_Given request_. From the listing below, return each line that includes "this".

Dataset rows
** start **
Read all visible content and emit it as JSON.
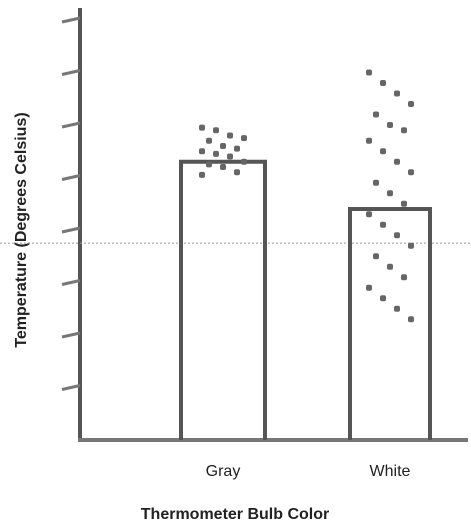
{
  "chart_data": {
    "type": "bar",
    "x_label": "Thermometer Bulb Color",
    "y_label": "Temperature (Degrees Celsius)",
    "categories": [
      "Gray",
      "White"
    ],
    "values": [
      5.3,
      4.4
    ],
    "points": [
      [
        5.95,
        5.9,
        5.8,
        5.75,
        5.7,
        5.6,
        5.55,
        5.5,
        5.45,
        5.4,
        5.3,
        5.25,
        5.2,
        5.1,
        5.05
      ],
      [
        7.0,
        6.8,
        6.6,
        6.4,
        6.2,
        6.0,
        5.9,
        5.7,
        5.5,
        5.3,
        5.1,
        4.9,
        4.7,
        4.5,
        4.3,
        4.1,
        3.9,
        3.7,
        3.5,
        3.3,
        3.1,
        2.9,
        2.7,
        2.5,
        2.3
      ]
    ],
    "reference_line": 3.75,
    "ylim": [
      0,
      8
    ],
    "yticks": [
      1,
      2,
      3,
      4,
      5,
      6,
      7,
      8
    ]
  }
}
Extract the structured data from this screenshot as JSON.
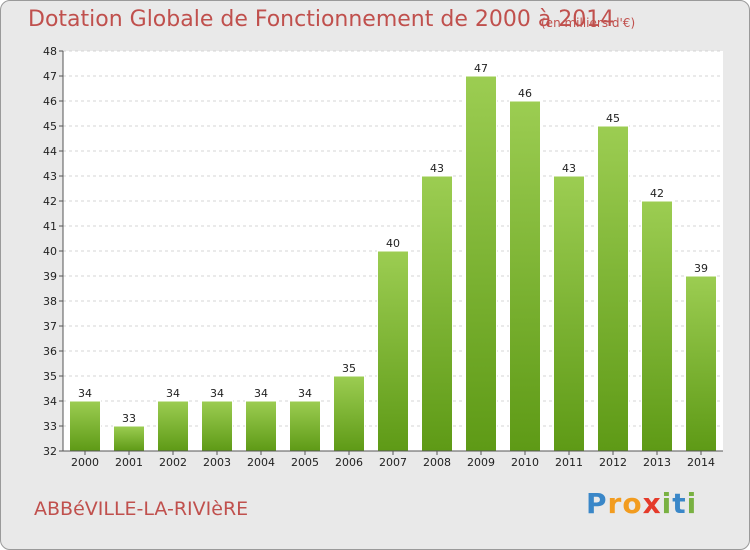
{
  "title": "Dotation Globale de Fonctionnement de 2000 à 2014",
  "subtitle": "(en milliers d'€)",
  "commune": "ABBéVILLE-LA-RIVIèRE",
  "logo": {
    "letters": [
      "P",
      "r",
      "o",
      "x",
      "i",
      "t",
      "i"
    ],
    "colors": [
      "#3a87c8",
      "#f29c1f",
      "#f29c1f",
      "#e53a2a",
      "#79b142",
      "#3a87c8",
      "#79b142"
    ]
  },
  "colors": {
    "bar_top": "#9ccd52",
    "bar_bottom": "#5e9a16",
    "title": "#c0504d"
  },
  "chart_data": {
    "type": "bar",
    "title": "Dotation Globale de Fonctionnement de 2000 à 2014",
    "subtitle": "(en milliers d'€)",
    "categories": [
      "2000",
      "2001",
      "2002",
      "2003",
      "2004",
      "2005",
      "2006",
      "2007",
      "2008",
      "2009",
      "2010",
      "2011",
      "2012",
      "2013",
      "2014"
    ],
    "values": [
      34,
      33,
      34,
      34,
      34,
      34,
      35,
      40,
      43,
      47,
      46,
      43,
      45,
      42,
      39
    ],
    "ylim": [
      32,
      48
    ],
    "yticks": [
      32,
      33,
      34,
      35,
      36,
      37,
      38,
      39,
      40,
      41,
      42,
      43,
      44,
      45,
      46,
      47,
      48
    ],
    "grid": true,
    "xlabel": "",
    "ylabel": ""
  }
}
** end **
** start **
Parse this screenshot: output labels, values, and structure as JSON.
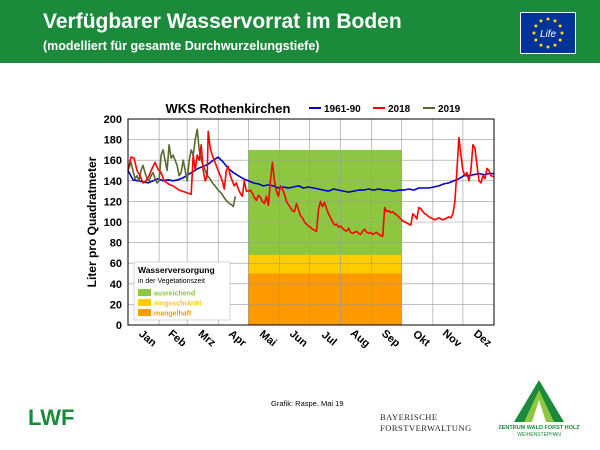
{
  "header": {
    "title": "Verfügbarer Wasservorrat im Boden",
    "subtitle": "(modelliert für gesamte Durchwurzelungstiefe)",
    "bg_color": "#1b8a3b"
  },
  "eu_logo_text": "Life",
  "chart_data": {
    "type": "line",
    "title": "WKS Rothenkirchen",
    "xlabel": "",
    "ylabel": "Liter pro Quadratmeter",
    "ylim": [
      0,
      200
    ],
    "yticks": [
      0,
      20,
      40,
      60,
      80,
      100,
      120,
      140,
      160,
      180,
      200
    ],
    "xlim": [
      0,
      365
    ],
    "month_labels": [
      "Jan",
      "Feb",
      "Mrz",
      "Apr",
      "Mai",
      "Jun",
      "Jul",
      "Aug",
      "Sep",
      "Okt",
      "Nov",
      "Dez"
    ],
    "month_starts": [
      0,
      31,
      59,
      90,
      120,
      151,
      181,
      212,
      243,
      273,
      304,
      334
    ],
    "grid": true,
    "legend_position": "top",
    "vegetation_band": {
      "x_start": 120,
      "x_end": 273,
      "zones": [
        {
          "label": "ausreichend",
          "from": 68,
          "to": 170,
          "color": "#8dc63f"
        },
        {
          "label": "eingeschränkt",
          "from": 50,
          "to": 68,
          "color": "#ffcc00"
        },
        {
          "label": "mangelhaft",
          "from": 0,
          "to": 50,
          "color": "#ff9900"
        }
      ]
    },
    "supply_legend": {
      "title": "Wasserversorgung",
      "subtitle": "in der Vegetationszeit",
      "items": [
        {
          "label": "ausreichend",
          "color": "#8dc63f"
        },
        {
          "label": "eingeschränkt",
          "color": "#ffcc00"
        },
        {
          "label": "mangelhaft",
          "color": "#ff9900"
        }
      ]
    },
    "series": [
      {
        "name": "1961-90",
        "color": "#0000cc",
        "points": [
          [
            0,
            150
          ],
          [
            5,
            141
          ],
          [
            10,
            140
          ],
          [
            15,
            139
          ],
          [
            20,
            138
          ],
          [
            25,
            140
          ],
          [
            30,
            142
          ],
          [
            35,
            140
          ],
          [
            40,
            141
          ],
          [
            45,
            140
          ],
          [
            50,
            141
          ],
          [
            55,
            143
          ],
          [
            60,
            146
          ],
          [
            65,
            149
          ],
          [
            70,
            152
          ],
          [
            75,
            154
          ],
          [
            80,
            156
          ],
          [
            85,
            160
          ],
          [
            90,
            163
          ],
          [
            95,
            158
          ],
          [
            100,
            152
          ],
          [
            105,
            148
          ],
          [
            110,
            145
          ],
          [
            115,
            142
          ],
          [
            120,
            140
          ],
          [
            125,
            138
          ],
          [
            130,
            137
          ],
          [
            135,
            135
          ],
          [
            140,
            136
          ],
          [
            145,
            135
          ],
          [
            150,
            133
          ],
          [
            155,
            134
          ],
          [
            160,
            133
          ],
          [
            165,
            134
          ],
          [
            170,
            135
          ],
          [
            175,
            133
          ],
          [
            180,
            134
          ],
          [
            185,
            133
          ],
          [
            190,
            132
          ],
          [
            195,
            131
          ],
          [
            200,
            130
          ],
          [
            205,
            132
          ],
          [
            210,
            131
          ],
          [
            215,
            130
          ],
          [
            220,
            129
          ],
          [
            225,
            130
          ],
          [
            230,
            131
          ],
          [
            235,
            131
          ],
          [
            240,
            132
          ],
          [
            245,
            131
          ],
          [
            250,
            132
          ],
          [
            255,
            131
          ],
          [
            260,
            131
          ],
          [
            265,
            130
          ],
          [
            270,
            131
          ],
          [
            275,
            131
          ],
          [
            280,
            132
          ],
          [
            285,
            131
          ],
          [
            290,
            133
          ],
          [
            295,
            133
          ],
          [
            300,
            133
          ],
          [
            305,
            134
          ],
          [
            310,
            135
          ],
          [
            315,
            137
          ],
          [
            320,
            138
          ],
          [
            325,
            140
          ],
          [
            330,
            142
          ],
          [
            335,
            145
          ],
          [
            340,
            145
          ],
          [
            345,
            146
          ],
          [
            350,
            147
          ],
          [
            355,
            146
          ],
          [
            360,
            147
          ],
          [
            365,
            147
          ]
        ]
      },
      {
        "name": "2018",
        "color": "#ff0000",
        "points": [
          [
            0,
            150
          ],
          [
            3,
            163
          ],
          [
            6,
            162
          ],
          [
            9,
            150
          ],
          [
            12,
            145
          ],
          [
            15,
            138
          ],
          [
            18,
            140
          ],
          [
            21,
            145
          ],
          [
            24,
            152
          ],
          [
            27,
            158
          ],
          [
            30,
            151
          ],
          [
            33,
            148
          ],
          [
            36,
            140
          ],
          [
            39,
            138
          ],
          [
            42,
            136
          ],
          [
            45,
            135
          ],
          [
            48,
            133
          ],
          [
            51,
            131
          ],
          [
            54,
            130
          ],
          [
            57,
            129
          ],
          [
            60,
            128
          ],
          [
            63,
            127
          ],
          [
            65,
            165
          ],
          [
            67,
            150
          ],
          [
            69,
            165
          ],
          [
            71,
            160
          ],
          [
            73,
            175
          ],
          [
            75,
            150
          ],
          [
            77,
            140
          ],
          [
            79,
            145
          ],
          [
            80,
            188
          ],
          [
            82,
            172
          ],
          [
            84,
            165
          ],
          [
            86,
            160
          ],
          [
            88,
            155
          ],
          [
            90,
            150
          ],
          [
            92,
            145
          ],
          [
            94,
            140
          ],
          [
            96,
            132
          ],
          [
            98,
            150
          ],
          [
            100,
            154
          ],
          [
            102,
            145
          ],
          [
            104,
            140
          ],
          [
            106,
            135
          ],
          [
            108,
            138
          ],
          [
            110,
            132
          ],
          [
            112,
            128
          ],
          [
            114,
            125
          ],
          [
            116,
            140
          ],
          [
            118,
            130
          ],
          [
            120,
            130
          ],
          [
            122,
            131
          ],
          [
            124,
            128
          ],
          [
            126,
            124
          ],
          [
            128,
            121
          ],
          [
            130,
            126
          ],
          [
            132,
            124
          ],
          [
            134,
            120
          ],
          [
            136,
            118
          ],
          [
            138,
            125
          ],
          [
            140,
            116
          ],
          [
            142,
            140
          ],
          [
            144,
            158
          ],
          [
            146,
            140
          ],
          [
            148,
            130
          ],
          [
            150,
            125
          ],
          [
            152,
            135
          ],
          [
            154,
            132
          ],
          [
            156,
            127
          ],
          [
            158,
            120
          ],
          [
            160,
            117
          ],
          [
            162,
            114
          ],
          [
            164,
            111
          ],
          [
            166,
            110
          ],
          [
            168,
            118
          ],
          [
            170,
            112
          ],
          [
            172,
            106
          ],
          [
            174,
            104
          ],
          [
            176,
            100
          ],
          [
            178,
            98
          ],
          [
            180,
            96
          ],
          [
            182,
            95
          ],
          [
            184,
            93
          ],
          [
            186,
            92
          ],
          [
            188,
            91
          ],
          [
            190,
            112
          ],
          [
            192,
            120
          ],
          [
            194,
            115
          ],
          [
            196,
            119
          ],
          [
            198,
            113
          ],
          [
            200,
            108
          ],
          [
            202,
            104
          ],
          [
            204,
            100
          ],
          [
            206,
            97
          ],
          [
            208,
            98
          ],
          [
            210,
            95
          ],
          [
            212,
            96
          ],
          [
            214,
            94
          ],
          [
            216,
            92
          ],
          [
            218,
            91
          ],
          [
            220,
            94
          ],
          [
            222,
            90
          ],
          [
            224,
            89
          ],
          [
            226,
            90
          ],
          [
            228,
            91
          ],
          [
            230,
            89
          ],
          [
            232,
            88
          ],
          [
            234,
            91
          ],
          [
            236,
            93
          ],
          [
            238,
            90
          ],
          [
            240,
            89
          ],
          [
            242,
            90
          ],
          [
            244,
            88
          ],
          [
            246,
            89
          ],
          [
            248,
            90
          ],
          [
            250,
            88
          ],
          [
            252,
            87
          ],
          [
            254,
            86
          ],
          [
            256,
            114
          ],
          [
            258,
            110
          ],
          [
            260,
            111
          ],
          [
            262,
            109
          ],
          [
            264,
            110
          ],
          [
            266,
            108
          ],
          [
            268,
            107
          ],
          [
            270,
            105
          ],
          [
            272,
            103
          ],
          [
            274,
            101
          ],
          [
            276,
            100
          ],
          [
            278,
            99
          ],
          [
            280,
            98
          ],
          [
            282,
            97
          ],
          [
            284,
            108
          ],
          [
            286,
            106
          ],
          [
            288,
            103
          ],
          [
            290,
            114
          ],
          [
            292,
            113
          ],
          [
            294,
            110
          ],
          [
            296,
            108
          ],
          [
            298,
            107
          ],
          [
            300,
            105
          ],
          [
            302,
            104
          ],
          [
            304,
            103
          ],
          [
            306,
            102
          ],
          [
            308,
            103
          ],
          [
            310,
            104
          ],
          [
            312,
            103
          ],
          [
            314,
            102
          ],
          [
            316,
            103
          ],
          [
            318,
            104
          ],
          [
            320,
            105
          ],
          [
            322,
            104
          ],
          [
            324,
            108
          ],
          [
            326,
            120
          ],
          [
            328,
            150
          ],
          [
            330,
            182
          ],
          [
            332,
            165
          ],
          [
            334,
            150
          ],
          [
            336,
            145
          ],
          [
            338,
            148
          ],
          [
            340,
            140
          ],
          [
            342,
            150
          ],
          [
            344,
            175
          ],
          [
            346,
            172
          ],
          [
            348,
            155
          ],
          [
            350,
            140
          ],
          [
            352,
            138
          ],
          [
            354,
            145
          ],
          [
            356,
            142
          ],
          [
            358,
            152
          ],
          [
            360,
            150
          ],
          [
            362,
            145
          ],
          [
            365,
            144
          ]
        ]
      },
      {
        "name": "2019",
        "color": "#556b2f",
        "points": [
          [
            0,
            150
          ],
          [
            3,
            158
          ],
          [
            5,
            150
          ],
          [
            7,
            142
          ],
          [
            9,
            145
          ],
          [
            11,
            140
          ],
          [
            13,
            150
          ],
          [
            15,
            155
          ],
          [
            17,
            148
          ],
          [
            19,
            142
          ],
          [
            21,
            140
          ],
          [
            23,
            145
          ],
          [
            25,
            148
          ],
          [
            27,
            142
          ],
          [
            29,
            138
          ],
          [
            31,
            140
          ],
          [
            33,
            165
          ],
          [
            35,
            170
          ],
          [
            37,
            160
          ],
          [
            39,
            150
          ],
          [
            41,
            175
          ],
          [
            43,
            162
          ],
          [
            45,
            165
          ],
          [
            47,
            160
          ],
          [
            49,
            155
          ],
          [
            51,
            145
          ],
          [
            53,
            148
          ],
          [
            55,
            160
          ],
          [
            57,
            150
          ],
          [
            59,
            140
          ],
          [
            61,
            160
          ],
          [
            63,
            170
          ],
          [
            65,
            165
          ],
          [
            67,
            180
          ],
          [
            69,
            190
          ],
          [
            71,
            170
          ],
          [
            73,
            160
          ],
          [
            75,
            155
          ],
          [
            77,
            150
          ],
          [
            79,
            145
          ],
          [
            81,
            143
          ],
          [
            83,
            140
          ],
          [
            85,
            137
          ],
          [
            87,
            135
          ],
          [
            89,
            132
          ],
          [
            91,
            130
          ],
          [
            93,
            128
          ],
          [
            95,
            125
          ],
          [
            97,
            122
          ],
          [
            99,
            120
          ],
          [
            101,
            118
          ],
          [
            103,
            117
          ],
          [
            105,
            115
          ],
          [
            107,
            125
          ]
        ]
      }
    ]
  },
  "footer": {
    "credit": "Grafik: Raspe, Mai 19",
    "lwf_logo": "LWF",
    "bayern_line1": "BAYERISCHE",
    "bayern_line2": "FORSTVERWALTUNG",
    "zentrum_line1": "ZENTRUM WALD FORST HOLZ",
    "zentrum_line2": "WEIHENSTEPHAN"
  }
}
** end **
_Task result_.
Extract the structured data from this screenshot as JSON.
Parse this screenshot: output labels, values, and structure as JSON.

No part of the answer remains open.